--- Start of DATA TO PROCESS ---

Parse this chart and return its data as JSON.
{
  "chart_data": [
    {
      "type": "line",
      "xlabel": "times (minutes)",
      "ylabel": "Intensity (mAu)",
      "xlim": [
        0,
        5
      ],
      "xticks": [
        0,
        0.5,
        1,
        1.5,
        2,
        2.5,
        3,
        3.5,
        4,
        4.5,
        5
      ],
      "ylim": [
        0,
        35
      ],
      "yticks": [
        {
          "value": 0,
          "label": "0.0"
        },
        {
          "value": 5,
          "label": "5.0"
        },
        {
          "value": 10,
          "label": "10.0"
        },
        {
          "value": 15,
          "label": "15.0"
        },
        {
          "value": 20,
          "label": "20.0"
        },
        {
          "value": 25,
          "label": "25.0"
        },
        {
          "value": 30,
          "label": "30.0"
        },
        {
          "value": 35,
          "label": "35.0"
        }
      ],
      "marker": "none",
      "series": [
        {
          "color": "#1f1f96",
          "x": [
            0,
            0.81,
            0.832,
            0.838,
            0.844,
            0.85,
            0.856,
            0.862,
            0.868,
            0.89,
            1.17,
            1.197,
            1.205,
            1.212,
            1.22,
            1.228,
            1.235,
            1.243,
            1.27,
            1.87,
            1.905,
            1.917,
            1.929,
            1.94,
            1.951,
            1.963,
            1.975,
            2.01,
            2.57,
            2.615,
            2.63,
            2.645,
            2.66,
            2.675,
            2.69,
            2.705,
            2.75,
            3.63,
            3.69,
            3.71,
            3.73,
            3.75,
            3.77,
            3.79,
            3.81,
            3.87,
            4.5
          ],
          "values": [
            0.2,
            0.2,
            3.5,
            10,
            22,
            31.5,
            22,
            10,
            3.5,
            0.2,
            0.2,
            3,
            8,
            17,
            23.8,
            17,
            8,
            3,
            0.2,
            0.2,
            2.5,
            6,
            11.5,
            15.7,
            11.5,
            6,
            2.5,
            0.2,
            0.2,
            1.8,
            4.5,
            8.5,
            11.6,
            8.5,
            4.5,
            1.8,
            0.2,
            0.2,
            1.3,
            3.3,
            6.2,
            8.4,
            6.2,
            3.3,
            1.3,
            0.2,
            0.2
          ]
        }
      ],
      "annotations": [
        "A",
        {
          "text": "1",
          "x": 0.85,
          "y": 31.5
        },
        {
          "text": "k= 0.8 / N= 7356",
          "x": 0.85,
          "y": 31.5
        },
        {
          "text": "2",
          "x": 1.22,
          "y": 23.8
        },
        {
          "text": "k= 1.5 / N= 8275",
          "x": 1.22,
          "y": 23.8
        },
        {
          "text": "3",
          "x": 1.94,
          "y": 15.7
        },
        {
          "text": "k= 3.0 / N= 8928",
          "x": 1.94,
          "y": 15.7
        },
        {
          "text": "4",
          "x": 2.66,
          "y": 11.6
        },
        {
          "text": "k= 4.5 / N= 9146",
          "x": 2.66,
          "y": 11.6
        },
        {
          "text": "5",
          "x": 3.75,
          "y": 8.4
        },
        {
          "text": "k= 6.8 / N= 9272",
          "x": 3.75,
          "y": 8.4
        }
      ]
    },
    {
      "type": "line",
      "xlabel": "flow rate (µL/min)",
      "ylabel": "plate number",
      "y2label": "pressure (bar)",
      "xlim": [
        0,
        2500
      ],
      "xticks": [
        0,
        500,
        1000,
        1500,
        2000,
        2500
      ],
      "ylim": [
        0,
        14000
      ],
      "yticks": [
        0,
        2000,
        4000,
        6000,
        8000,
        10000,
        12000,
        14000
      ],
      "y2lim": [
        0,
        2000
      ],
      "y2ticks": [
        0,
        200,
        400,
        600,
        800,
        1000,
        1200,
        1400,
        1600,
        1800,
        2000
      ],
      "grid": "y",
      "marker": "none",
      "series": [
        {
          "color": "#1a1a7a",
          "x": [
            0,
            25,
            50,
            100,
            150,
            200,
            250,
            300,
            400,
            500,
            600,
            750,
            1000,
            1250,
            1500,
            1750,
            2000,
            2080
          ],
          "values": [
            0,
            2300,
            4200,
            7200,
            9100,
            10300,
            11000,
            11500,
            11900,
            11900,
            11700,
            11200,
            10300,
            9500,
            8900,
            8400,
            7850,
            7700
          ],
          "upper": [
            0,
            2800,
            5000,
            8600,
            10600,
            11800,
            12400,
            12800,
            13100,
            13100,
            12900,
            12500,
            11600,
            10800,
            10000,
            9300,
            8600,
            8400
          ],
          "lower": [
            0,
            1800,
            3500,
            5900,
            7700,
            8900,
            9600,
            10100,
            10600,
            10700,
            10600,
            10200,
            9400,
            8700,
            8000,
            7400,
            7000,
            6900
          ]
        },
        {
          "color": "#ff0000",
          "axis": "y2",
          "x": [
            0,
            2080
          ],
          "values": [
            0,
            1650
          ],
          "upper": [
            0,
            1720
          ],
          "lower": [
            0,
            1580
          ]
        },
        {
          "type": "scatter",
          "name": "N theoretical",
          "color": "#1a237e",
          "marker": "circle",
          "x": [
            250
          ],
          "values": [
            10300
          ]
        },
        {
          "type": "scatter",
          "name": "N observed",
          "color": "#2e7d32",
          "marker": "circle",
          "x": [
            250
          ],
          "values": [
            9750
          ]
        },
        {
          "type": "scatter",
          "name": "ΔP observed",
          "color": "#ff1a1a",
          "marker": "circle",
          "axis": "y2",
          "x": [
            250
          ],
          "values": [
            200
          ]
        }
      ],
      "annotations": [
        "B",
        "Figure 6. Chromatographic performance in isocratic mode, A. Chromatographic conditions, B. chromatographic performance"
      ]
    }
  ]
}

--- End of DATA TO PROCESS ---

DIRECTIONS:
Check each line of the entries above for the word "text". List the ones that have it.

SOLUTION BELOW:
          "text": "1",
          "text": "k= 0.8 / N= 7356",
          "text": "2",
          "text": "k= 1.5 / N= 8275",
          "text": "3",
          "text": "k= 3.0 / N= 8928",
          "text": "4",
          "text": "k= 4.5 / N= 9146",
          "text": "5",
          "text": "k= 6.8 / N= 9272",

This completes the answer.